Drop every picture, then transcribe the remaining data exactly.

• **RAW DATA**
********************

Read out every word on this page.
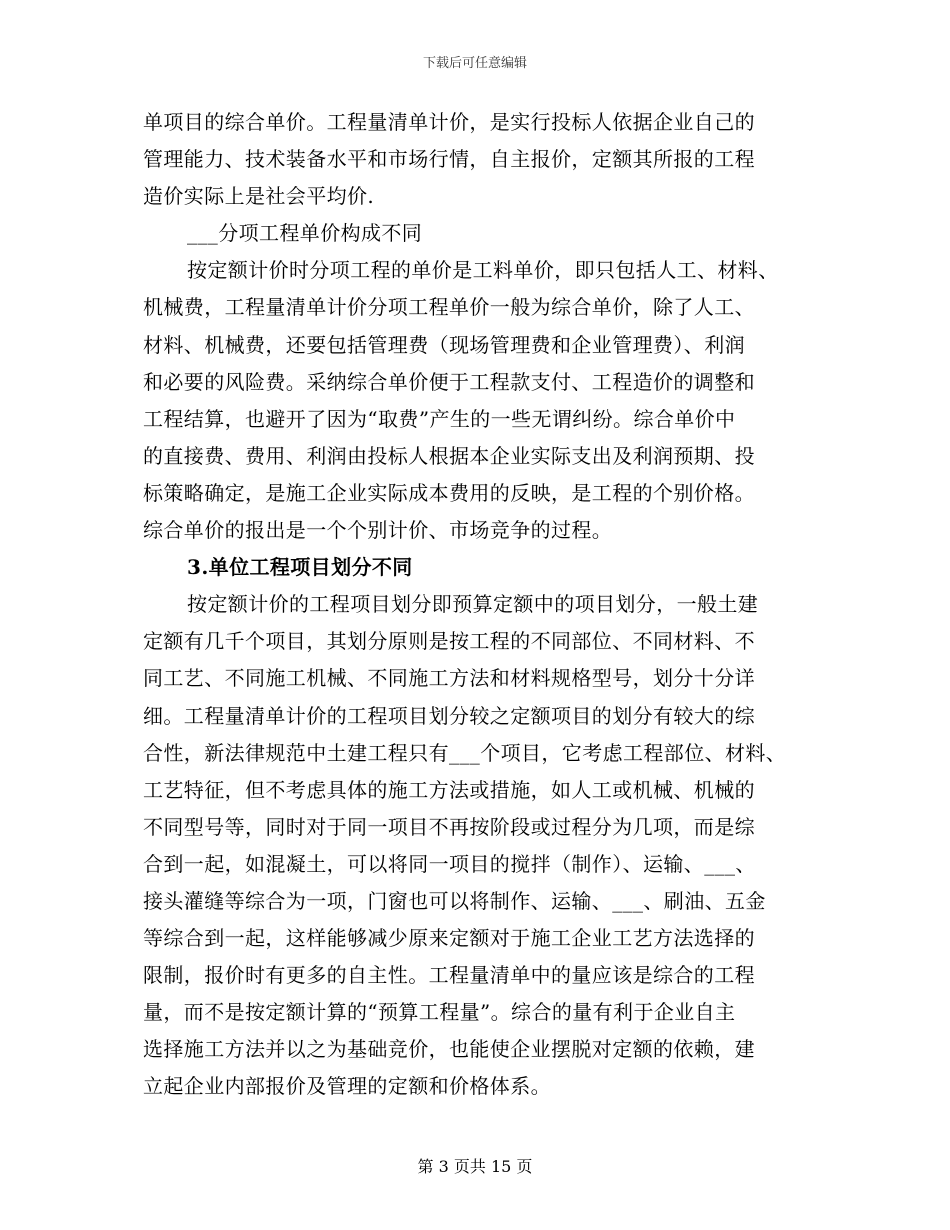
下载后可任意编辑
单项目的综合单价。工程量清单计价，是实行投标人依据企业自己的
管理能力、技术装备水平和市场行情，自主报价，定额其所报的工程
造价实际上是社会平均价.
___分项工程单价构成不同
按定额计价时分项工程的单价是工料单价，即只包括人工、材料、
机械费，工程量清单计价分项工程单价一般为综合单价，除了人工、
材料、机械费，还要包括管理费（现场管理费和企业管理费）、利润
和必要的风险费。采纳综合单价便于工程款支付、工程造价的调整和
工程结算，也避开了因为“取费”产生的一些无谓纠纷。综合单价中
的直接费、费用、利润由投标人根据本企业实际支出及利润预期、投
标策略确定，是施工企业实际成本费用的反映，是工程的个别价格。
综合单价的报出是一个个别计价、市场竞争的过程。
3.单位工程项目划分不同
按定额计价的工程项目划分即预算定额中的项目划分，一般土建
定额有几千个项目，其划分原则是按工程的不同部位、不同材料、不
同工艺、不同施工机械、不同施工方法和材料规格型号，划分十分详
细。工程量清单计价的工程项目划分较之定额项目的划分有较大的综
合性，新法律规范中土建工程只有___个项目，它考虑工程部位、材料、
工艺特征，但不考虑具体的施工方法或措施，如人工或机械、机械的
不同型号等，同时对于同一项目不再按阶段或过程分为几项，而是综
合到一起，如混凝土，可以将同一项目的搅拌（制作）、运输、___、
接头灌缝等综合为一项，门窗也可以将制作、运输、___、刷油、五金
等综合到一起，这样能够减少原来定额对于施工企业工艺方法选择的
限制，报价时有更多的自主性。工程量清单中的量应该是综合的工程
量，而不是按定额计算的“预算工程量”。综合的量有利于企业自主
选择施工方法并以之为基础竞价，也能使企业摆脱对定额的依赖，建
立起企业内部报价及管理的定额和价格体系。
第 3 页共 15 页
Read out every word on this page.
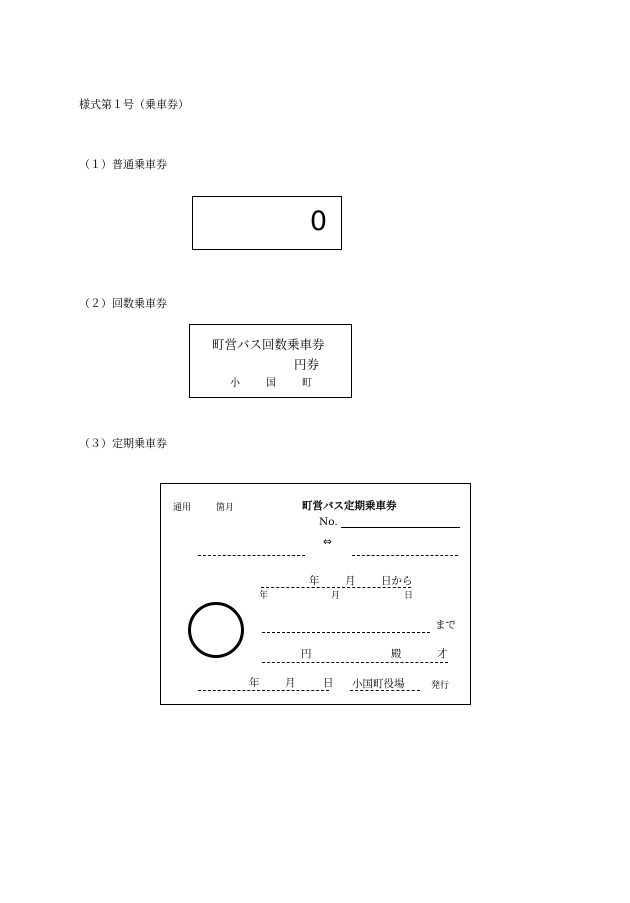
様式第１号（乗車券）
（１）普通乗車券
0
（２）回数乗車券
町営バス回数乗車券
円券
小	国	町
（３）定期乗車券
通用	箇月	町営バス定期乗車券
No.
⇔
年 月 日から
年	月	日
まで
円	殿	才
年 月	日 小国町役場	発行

********************

• **THE REPLY**
Read out every word on this page.
下载后可任意编辑
单项目的综合单价。工程量清单计价，是实行投标人依据企业自己的
管理能力、技术装备水平和市场行情，自主报价，定额其所报的工程
造价实际上是社会平均价.
___分项工程单价构成不同
按定额计价时分项工程的单价是工料单价，即只包括人工、材料、
机械费，工程量清单计价分项工程单价一般为综合单价，除了人工、
材料、机械费，还要包括管理费（现场管理费和企业管理费）、利润
和必要的风险费。采纳综合单价便于工程款支付、工程造价的调整和
工程结算，也避开了因为“取费”产生的一些无谓纠纷。综合单价中
的直接费、费用、利润由投标人根据本企业实际支出及利润预期、投
标策略确定，是施工企业实际成本费用的反映，是工程的个别价格。
综合单价的报出是一个个别计价、市场竞争的过程。
3.单位工程项目划分不同
按定额计价的工程项目划分即预算定额中的项目划分，一般土建
定额有几千个项目，其划分原则是按工程的不同部位、不同材料、不
同工艺、不同施工机械、不同施工方法和材料规格型号，划分十分详
细。工程量清单计价的工程项目划分较之定额项目的划分有较大的综
合性，新法律规范中土建工程只有___个项目，它考虑工程部位、材料、
工艺特征，但不考虑具体的施工方法或措施，如人工或机械、机械的
不同型号等，同时对于同一项目不再按阶段或过程分为几项，而是综
合到一起，如混凝土，可以将同一项目的搅拌（制作）、运输、___、
接头灌缝等综合为一项，门窗也可以将制作、运输、___、刷油、五金
等综合到一起，这样能够减少原来定额对于施工企业工艺方法选择的
限制，报价时有更多的自主性。工程量清单中的量应该是综合的工程
量，而不是按定额计算的“预算工程量”。综合的量有利于企业自主
选择施工方法并以之为基础竞价，也能使企业摆脱对定额的依赖，建
立起企业内部报价及管理的定额和价格体系。
第 3 页共 15 页
Read out every word on this page.
様式第１号（乗車券）
（１）普通乗車券
0
（２）回数乗車券
町営バス回数乗車券
円券
小	国	町
（３）定期乗車券
通用	箇月	町営バス定期乗車券
No.
⇔
年 月 日から
年	月	日
まで
円	殿	才
年 月	日 小国町役場	発行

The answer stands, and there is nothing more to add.